== WHAT THIS TASK INVOLVES ==
Every line that holds the string "maximize" is to be identified and copied.

(Dataset listings of figures)
════════════════

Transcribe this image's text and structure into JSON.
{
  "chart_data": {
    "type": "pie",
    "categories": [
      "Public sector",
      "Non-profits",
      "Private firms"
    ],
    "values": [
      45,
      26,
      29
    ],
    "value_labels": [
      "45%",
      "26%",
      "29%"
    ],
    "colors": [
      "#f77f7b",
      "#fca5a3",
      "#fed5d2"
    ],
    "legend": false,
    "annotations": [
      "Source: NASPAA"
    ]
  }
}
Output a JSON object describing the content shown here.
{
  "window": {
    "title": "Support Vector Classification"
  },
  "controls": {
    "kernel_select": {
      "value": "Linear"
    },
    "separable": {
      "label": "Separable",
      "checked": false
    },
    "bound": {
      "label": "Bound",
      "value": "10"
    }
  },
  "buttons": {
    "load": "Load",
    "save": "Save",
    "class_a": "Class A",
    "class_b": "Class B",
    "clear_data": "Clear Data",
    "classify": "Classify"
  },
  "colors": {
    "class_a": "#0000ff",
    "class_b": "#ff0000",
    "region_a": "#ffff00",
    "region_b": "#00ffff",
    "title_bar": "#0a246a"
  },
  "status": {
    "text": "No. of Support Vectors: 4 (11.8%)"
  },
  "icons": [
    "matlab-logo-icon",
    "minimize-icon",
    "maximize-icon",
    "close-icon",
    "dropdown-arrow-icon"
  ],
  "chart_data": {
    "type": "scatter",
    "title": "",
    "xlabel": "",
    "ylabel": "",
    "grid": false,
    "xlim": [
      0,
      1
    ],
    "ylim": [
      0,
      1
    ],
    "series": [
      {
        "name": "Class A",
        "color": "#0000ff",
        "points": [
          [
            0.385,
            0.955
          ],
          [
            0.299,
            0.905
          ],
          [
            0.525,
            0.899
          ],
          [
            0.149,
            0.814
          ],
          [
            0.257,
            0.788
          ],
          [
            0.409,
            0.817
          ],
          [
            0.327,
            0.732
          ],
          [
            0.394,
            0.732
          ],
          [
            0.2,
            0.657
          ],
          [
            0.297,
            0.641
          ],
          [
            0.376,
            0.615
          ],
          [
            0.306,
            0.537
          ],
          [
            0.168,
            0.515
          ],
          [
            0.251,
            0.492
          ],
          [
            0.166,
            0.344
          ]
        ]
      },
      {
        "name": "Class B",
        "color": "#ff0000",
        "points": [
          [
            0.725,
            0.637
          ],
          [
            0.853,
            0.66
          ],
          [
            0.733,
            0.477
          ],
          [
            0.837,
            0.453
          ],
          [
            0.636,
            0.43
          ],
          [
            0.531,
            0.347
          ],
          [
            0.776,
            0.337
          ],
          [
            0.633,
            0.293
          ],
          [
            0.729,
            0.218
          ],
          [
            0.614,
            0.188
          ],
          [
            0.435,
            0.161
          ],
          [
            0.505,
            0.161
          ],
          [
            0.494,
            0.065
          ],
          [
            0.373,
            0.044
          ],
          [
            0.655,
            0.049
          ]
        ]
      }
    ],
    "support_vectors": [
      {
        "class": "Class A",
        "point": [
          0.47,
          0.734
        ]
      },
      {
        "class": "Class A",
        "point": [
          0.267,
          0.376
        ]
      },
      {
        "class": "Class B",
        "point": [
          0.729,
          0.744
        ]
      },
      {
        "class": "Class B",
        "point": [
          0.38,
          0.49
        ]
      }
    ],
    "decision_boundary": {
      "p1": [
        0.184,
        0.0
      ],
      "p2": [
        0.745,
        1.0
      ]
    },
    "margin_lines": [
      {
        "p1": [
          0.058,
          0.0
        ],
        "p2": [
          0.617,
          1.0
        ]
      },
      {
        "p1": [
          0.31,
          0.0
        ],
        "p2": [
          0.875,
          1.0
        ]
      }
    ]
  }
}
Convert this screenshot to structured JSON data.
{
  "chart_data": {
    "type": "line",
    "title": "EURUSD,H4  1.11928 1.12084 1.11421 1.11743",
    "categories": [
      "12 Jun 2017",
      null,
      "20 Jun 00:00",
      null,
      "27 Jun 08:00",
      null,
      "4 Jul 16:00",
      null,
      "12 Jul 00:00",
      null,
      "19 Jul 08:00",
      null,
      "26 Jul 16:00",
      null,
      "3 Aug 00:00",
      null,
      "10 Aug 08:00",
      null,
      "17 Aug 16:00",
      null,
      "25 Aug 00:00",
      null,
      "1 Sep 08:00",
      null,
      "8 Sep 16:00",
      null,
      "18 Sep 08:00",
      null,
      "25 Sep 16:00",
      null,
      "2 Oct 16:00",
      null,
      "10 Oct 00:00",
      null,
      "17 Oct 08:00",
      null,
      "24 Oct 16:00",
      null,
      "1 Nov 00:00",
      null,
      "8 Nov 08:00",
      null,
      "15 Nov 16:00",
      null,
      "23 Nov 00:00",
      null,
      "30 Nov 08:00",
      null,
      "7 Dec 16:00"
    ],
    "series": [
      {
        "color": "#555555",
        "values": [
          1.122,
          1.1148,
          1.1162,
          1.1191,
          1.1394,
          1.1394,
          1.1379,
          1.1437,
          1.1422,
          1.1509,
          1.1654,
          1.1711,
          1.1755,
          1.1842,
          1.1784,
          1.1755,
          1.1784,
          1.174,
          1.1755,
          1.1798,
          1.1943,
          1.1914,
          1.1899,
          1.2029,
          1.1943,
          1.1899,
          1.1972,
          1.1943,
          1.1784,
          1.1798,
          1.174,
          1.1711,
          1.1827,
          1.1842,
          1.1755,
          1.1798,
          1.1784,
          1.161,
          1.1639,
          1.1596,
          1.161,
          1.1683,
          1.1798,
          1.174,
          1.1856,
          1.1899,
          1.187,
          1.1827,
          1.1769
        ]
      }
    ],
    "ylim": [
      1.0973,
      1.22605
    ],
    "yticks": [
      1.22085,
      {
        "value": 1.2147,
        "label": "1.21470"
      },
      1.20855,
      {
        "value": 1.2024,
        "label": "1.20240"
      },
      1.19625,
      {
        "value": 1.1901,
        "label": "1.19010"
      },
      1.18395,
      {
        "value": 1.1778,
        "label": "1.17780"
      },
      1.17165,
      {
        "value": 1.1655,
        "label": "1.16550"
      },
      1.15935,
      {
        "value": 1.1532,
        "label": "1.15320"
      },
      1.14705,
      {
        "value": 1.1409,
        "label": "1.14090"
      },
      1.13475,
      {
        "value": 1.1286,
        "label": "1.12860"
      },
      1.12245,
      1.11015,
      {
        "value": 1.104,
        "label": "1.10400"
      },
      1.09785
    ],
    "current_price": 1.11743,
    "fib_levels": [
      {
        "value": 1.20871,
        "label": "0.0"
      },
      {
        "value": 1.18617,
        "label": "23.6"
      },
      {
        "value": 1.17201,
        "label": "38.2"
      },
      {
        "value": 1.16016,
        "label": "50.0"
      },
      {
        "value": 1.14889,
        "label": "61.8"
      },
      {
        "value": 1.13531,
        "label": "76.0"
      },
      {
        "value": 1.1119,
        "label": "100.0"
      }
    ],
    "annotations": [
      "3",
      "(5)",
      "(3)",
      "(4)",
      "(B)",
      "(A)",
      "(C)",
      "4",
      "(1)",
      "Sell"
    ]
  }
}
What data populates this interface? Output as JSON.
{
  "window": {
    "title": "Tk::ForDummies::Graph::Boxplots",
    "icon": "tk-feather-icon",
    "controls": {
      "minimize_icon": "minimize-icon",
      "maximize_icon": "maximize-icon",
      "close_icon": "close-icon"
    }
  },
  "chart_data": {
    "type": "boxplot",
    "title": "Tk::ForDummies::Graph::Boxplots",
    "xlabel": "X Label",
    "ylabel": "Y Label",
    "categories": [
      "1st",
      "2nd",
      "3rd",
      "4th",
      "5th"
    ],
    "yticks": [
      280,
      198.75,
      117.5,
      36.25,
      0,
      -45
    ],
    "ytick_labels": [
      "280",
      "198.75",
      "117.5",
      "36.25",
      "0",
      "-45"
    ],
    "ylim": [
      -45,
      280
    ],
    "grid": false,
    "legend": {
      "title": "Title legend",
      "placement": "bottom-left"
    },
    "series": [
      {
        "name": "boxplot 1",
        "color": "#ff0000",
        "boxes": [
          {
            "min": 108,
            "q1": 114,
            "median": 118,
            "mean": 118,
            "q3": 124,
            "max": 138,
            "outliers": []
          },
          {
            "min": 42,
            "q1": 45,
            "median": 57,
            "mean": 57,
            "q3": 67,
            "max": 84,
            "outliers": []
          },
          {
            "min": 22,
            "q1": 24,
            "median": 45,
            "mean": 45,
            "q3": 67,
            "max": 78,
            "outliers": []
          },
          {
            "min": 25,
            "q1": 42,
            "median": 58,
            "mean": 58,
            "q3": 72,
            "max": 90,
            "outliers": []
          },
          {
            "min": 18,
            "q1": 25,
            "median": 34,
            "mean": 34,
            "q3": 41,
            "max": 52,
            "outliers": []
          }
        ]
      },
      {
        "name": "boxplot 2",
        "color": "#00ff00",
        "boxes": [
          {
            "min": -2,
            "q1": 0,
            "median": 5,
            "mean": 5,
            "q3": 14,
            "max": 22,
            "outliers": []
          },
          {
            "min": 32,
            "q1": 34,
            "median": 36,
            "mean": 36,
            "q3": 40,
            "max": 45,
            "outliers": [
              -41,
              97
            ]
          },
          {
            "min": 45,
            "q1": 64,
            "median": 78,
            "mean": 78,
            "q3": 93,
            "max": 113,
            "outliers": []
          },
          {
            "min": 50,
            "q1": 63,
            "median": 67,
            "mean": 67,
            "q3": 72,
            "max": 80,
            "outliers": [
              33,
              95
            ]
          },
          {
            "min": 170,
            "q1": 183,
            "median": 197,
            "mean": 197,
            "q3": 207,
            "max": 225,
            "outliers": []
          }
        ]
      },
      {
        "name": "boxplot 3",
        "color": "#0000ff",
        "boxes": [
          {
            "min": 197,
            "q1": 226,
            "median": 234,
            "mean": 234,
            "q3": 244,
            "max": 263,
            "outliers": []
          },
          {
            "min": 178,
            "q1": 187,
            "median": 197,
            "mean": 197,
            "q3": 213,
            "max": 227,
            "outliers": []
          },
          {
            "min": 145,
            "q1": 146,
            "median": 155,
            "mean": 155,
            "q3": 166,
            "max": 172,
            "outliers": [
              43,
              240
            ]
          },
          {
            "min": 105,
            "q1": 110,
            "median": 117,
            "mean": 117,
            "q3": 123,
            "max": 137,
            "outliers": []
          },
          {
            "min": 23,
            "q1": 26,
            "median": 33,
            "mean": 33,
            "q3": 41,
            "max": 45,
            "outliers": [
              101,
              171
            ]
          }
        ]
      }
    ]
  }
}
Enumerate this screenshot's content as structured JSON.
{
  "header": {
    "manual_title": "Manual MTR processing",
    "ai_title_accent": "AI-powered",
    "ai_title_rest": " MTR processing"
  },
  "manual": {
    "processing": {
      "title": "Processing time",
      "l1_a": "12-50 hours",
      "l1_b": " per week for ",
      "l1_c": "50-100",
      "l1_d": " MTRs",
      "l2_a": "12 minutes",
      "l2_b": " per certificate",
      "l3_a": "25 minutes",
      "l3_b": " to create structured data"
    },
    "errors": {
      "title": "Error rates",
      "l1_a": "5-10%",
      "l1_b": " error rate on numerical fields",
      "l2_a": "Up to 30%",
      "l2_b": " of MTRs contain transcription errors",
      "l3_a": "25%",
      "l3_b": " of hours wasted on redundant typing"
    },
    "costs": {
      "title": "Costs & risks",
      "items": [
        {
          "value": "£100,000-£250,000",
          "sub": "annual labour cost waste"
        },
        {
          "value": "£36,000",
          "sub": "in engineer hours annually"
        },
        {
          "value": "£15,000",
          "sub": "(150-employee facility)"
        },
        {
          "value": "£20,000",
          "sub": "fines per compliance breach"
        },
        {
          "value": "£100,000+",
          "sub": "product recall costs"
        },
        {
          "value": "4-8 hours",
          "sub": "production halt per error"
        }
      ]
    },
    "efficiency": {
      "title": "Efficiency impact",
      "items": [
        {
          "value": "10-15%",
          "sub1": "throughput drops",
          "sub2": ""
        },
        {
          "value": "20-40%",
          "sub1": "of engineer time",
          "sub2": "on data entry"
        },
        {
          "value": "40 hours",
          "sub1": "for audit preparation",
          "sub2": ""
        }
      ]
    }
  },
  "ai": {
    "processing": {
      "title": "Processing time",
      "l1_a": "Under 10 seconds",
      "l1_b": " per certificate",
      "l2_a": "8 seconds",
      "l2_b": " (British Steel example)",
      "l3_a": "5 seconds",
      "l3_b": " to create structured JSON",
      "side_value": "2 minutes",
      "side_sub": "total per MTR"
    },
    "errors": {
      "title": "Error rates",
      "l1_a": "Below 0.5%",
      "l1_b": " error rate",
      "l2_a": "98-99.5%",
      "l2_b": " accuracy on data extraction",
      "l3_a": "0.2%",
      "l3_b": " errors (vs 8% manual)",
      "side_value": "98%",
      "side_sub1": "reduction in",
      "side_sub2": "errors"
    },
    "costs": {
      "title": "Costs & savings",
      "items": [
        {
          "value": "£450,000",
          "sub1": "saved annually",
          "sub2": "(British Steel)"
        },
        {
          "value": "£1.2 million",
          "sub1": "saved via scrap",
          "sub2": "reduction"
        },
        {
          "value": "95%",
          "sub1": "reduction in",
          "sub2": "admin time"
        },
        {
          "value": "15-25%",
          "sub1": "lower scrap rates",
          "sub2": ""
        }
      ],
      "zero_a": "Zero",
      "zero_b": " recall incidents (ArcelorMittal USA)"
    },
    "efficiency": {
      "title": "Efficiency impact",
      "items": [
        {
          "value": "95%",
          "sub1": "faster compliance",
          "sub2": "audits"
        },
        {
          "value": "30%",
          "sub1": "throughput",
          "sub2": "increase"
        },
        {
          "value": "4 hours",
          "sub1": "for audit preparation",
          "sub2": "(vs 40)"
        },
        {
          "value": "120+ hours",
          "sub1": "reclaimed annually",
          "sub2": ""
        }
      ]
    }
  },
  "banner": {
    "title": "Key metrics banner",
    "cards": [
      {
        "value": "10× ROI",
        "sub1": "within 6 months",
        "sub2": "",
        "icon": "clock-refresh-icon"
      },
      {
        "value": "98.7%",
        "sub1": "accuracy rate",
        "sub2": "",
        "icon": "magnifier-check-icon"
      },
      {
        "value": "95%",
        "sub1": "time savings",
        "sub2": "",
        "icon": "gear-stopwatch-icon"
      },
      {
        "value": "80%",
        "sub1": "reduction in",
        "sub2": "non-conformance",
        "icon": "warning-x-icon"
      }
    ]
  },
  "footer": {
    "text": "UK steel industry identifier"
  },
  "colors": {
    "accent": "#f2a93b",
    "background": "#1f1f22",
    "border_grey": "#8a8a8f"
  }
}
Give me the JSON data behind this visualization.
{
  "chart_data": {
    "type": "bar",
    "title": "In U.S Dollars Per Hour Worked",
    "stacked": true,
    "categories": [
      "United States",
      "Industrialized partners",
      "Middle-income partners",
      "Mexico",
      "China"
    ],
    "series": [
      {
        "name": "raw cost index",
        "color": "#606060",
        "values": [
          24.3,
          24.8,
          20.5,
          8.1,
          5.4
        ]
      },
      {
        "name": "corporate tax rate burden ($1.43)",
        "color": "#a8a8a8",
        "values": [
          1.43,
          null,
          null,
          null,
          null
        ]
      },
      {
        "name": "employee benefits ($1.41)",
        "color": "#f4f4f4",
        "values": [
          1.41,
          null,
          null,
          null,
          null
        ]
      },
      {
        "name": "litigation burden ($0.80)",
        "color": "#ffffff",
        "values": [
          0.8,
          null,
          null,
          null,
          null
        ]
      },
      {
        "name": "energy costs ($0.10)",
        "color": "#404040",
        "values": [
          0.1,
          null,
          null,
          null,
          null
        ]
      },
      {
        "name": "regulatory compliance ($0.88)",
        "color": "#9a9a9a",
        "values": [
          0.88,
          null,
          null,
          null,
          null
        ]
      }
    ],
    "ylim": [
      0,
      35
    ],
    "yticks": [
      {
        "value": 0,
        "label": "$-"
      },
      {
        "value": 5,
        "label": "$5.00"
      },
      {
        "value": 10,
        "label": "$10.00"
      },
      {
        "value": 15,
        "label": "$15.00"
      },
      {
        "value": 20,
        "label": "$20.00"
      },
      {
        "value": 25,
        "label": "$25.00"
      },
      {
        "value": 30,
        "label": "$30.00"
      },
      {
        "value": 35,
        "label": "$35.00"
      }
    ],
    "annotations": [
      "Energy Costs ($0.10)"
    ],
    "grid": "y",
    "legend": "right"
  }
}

════════════════

== EXERCISE RESPONSE ==
    "maximize-icon",
      "maximize_icon": "maximize-icon",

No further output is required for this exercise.